::: Extracted material :::

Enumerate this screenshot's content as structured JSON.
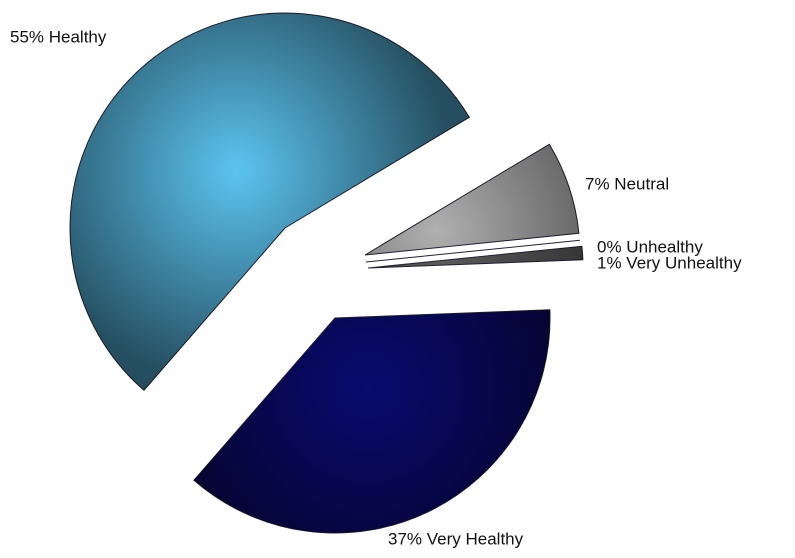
{
  "chart_data": {
    "type": "pie",
    "values": [
      55,
      7,
      0,
      1,
      37
    ],
    "value_labels": [
      "55% Healthy",
      "7% Neutral",
      "0% Unhealthy",
      "1% Very Unhealthy",
      "37% Very Healthy"
    ],
    "colors": [
      "#5cc4f0",
      "#b0b0b0",
      "#e0e0e0",
      "#5a5a5a",
      "#0a0a70"
    ]
  }
}
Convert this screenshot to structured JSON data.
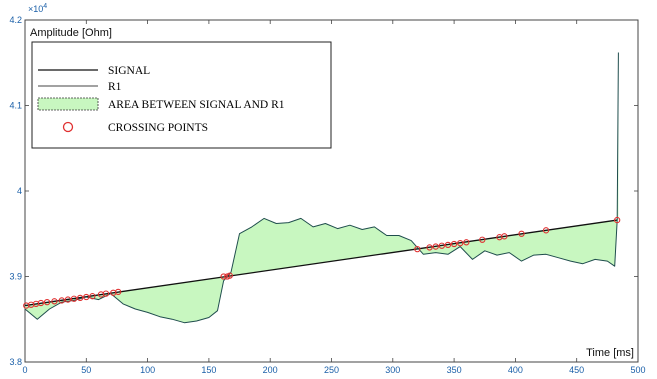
{
  "chart_data": {
    "type": "line",
    "ylabel": "Amplitude [Ohm]",
    "xlabel": "Time [ms]",
    "y_exponent_label": "×10",
    "y_exponent_power": "4",
    "xlim": [
      0,
      500
    ],
    "ylim": [
      3.8,
      4.2
    ],
    "x_ticks": [
      "0",
      "50",
      "100",
      "150",
      "200",
      "250",
      "300",
      "350",
      "400",
      "450",
      "500"
    ],
    "y_ticks": [
      "3.8",
      "3.9",
      "4",
      "4.1",
      "4.2"
    ],
    "legend": [
      {
        "label": "SIGNAL",
        "kind": "line"
      },
      {
        "label": "R1",
        "kind": "line"
      },
      {
        "label": "AREA BETWEEN SIGNAL AND R1",
        "kind": "fill"
      },
      {
        "label": "CROSSING POINTS",
        "kind": "marker"
      }
    ],
    "colors": {
      "signal": "#1f4d4d",
      "r1": "#111111",
      "fill": "#c8f7c0",
      "marker": "#e03030",
      "ticks": "#1a5fa8"
    },
    "r1_line": {
      "x": [
        0,
        483
      ],
      "y": [
        3.866,
        3.966
      ]
    },
    "series": [
      {
        "name": "SIGNAL",
        "x": [
          0,
          10,
          20,
          30,
          40,
          50,
          60,
          70,
          80,
          90,
          100,
          110,
          120,
          130,
          140,
          150,
          157,
          162,
          168,
          175,
          185,
          195,
          205,
          215,
          225,
          235,
          245,
          255,
          265,
          275,
          285,
          295,
          305,
          315,
          325,
          335,
          345,
          355,
          365,
          375,
          385,
          395,
          405,
          415,
          425,
          435,
          445,
          455,
          465,
          475,
          481,
          483,
          484
        ],
        "y": [
          3.862,
          3.85,
          3.862,
          3.87,
          3.872,
          3.876,
          3.873,
          3.88,
          3.868,
          3.862,
          3.858,
          3.853,
          3.85,
          3.846,
          3.848,
          3.852,
          3.86,
          3.895,
          3.905,
          3.95,
          3.958,
          3.968,
          3.962,
          3.963,
          3.968,
          3.958,
          3.962,
          3.956,
          3.96,
          3.955,
          3.958,
          3.948,
          3.948,
          3.942,
          3.926,
          3.928,
          3.926,
          3.935,
          3.92,
          3.93,
          3.925,
          3.928,
          3.918,
          3.925,
          3.926,
          3.922,
          3.918,
          3.915,
          3.92,
          3.918,
          3.912,
          3.966,
          4.162
        ]
      }
    ],
    "crossing_points": {
      "x": [
        1,
        5,
        9,
        13,
        18,
        24,
        30,
        35,
        40,
        45,
        50,
        55,
        62,
        66,
        72,
        76,
        162,
        165,
        167,
        320,
        330,
        335,
        340,
        345,
        350,
        355,
        360,
        373,
        387,
        391,
        405,
        425,
        483
      ],
      "y": [
        3.866,
        3.867,
        3.868,
        3.869,
        3.87,
        3.871,
        3.872,
        3.873,
        3.874,
        3.875,
        3.876,
        3.877,
        3.879,
        3.88,
        3.881,
        3.882,
        3.9,
        3.9,
        3.901,
        3.932,
        3.934,
        3.935,
        3.936,
        3.937,
        3.938,
        3.939,
        3.94,
        3.943,
        3.946,
        3.947,
        3.95,
        3.954,
        3.966
      ]
    }
  }
}
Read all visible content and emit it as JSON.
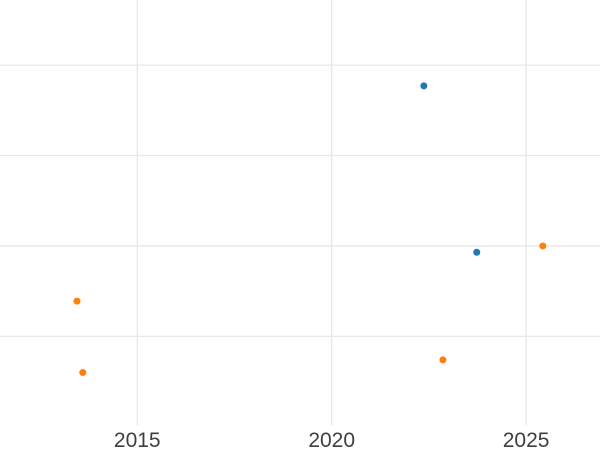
{
  "chart_data": {
    "type": "scatter",
    "title": "",
    "xlabel": "",
    "ylabel": "",
    "grid": true,
    "legend_position": "none",
    "x_axis": {
      "tick_labels": [
        "2015",
        "2020",
        "2025"
      ],
      "tick_values": [
        2015,
        2020,
        2025
      ],
      "visible_range": [
        2011.47,
        2026.9
      ]
    },
    "y_axis": {
      "tick_labels": [],
      "gridline_values": [
        1,
        2,
        3,
        4
      ],
      "visible_range": [
        0.02,
        4.72
      ],
      "note": "no y-axis tick labels are visible in the screenshot; y values estimated in gridline units, one unit per horizontal gridline counted up from the bottom of the plot"
    },
    "series": [
      {
        "name": "blue",
        "color": "#1f77b4",
        "points": [
          {
            "x": 2022.37,
            "y": 3.77
          },
          {
            "x": 2023.73,
            "y": 1.93
          }
        ]
      },
      {
        "name": "orange",
        "color": "#ff7f0e",
        "points": [
          {
            "x": 2013.45,
            "y": 1.39
          },
          {
            "x": 2013.6,
            "y": 0.6
          },
          {
            "x": 2022.86,
            "y": 0.74
          },
          {
            "x": 2025.43,
            "y": 2.0
          }
        ]
      }
    ],
    "style": {
      "background_color": "#ffffff",
      "gridline_color": "#e8e8e8",
      "tick_label_color": "#3f3f3f",
      "marker_radius_px": 3.5
    }
  }
}
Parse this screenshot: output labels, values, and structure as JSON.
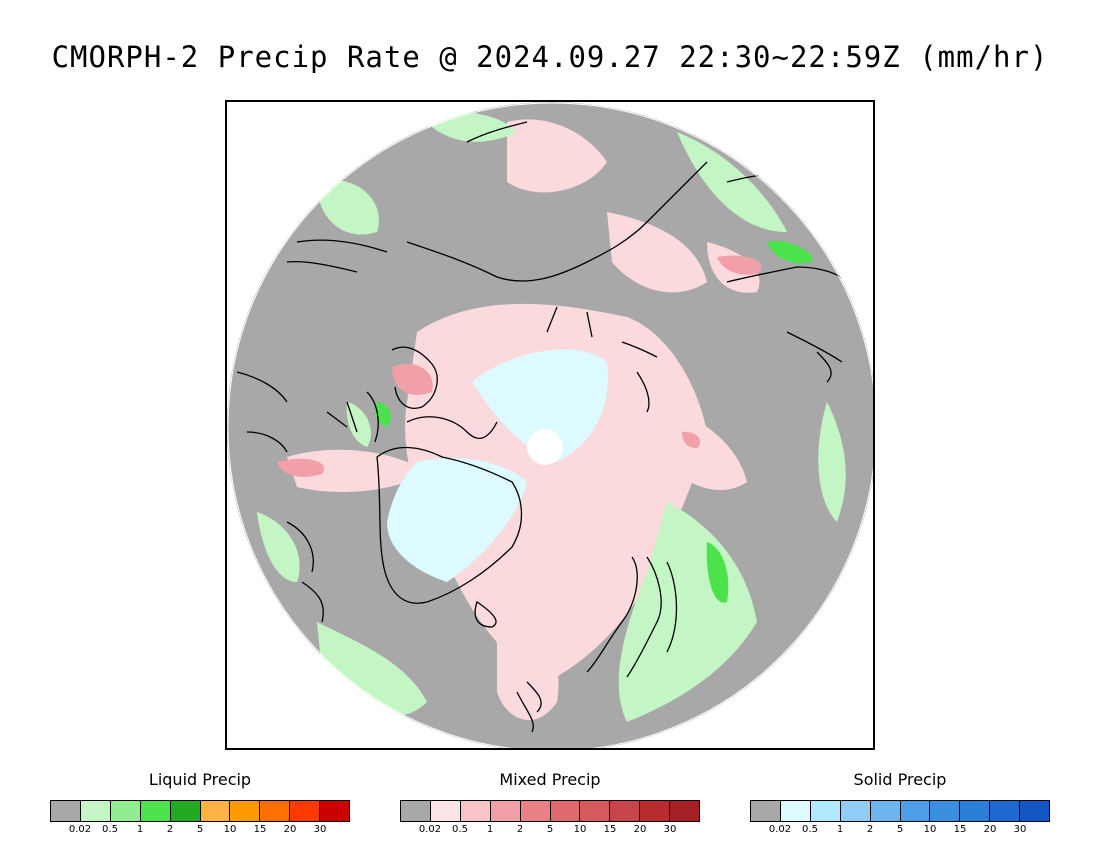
{
  "title": "CMORPH-2 Precip Rate @ 2024.09.27 22:30~22:59Z (mm/hr)",
  "map": {
    "projection": "north-polar-stereographic",
    "background_color": "#a8a8a8",
    "coastline_color": "#000000"
  },
  "legends": [
    {
      "title": "Liquid Precip",
      "colors": [
        "#a8a8a8",
        "#c4f5c4",
        "#90ee90",
        "#4ce24c",
        "#22aa22",
        "#ffb347",
        "#ff9a00",
        "#ff7000",
        "#ff3a00",
        "#cc0000"
      ],
      "ticks": [
        "0.02",
        "0.5",
        "1",
        "2",
        "5",
        "10",
        "15",
        "20",
        "30"
      ]
    },
    {
      "title": "Mixed Precip",
      "colors": [
        "#a8a8a8",
        "#fde4e6",
        "#f8c4c8",
        "#f0a0a6",
        "#e88086",
        "#de6a6e",
        "#d45a5e",
        "#c84448",
        "#b82c30",
        "#a42024"
      ],
      "ticks": [
        "0.02",
        "0.5",
        "1",
        "2",
        "5",
        "10",
        "15",
        "20",
        "30"
      ]
    },
    {
      "title": "Solid Precip",
      "colors": [
        "#a8a8a8",
        "#dcfaff",
        "#b0eafc",
        "#90ccf6",
        "#6eb4ee",
        "#4c9ee6",
        "#3a8ee0",
        "#2a7ed8",
        "#1c6ad0",
        "#1456c4"
      ],
      "ticks": [
        "0.02",
        "0.5",
        "1",
        "2",
        "5",
        "10",
        "15",
        "20",
        "30"
      ]
    }
  ]
}
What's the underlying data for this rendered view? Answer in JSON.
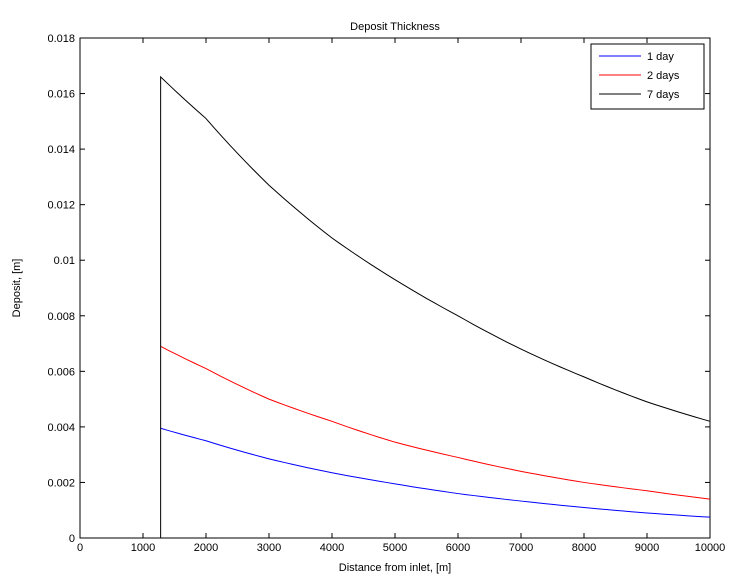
{
  "chart_data": {
    "type": "line",
    "title": "Deposit Thickness",
    "xlabel": "Distance from inlet, [m]",
    "ylabel": "Deposit, [m]",
    "xlim": [
      0,
      10000
    ],
    "ylim": [
      0,
      0.018
    ],
    "xticks": [
      0,
      1000,
      2000,
      3000,
      4000,
      5000,
      6000,
      7000,
      8000,
      9000,
      10000
    ],
    "xtick_labels": [
      "0",
      "1000",
      "2000",
      "3000",
      "4000",
      "5000",
      "6000",
      "7000",
      "8000",
      "9000",
      "10000"
    ],
    "yticks": [
      0,
      0.002,
      0.004,
      0.006,
      0.008,
      0.01,
      0.012,
      0.014,
      0.016,
      0.018
    ],
    "ytick_labels": [
      "0",
      "0.002",
      "0.004",
      "0.006",
      "0.008",
      "0.01",
      "0.012",
      "0.014",
      "0.016",
      "0.018"
    ],
    "grid": false,
    "legend_position": "top-right",
    "series": [
      {
        "name": "1 day",
        "color": "#0000ff",
        "x": [
          1280,
          2000,
          3000,
          4000,
          5000,
          6000,
          7000,
          8000,
          9000,
          10000
        ],
        "y": [
          0.00395,
          0.0035,
          0.00285,
          0.00235,
          0.00195,
          0.0016,
          0.00133,
          0.0011,
          0.0009,
          0.00075
        ]
      },
      {
        "name": "2 days",
        "color": "#ff0000",
        "x": [
          1280,
          2000,
          3000,
          4000,
          5000,
          6000,
          7000,
          8000,
          9000,
          10000
        ],
        "y": [
          0.0069,
          0.0061,
          0.005,
          0.0042,
          0.00345,
          0.0029,
          0.0024,
          0.002,
          0.0017,
          0.0014
        ]
      },
      {
        "name": "7 days",
        "color": "#000000",
        "x": [
          1280,
          1280,
          2000,
          3000,
          4000,
          5000,
          6000,
          7000,
          8000,
          9000,
          10000
        ],
        "y": [
          0,
          0.0166,
          0.0151,
          0.0127,
          0.0108,
          0.0093,
          0.008,
          0.0068,
          0.0058,
          0.0049,
          0.0042
        ]
      }
    ]
  }
}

:::

• _Work to complete_
Scan the material above. Copy each line where "Precip" occurs.

• _Answer below_
  "title": "CMORPH-2 Precip Rate @ 2024.09.27 22:30~22:59Z (mm/hr)",
      "title": "Liquid Precip",
      "title": "Mixed Precip",
      "title": "Solid Precip",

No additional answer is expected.